• _TASK INSTRUCTIONS_
Transcribe every entry below word for word, but skip the pictures.

* START TASK INPUTS *

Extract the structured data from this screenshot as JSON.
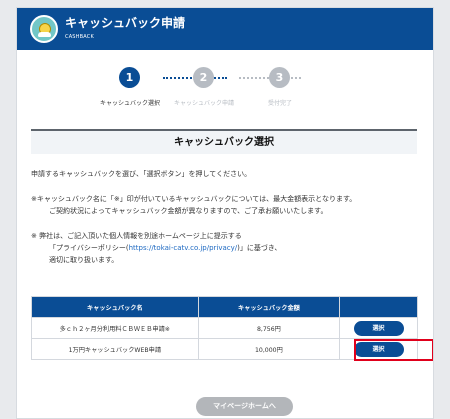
{
  "header": {
    "title": "キャッシュバック申請",
    "subtitle": "CASHBACK",
    "logo_icon": "cashback-hand-coin-icon"
  },
  "stepper": {
    "steps": [
      {
        "number": "1",
        "label": "キャッシュバック選択",
        "state": "active"
      },
      {
        "number": "2",
        "label": "キャッシュバック申請",
        "state": "inactive"
      },
      {
        "number": "3",
        "label": "受付完了",
        "state": "inactive"
      }
    ]
  },
  "main": {
    "section_title": "キャッシュバック選択",
    "instruction": "申請するキャッシュバックを選び、「選択ボタン」を押してください。",
    "note1": {
      "line1": "※キャッシュバック名に「※」印が付いているキャッシュバックについては、最大金額表示となります。",
      "line2": "ご契約状況によってキャッシュバック金額が異なりますので、ご了承お願いいたします。"
    },
    "note2": {
      "line1": "※ 弊社は、ご記入頂いた個人情報を別途ホームページ上に提示する",
      "line2_prefix": "「プライバシーポリシー(",
      "line2_link": "https://tokai-catv.co.jp/privacy/",
      "line2_suffix": ")」に基づき、",
      "line3": "適切に取り扱います。"
    }
  },
  "table": {
    "headers": [
      "キャッシュバック名",
      "キャッシュバック金額",
      ""
    ],
    "rows": [
      {
        "name": "多ｃｈ２ヶ月分利用料ＣＢＷＥＢ申請※",
        "amount": "8,756円",
        "button": "選択"
      },
      {
        "name": "1万円キャッシュバックWEB申請",
        "amount": "10,000円",
        "button": "選択"
      }
    ]
  },
  "footer": {
    "mypage_button": "マイページホームへ"
  },
  "colors": {
    "brand_blue": "#0a4d95",
    "inactive_gray": "#b7bcc3",
    "highlight_red": "#e0001b",
    "link_blue": "#1f6ac2"
  }
}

* END TASK INPUTS *

• _RESULT FOR THIS TASK_
Extract the structured data from this screenshot as JSON.
{
  "header": {
    "title": "キャッシュバック申請",
    "subtitle": "CASHBACK",
    "logo_icon": "cashback-hand-coin-icon"
  },
  "stepper": {
    "steps": [
      {
        "number": "1",
        "label": "キャッシュバック選択",
        "state": "active"
      },
      {
        "number": "2",
        "label": "キャッシュバック申請",
        "state": "inactive"
      },
      {
        "number": "3",
        "label": "受付完了",
        "state": "inactive"
      }
    ]
  },
  "main": {
    "section_title": "キャッシュバック選択",
    "instruction": "申請するキャッシュバックを選び、「選択ボタン」を押してください。",
    "note1": {
      "line1": "※キャッシュバック名に「※」印が付いているキャッシュバックについては、最大金額表示となります。",
      "line2": "ご契約状況によってキャッシュバック金額が異なりますので、ご了承お願いいたします。"
    },
    "note2": {
      "line1": "※ 弊社は、ご記入頂いた個人情報を別途ホームページ上に提示する",
      "line2_prefix": "「プライバシーポリシー(",
      "line2_link": "https://tokai-catv.co.jp/privacy/",
      "line2_suffix": ")」に基づき、",
      "line3": "適切に取り扱います。"
    }
  },
  "table": {
    "headers": [
      "キャッシュバック名",
      "キャッシュバック金額",
      ""
    ],
    "rows": [
      {
        "name": "多ｃｈ２ヶ月分利用料ＣＢＷＥＢ申請※",
        "amount": "8,756円",
        "button": "選択"
      },
      {
        "name": "1万円キャッシュバックWEB申請",
        "amount": "10,000円",
        "button": "選択"
      }
    ]
  },
  "footer": {
    "mypage_button": "マイページホームへ"
  },
  "colors": {
    "brand_blue": "#0a4d95",
    "inactive_gray": "#b7bcc3",
    "highlight_red": "#e0001b",
    "link_blue": "#1f6ac2"
  }
}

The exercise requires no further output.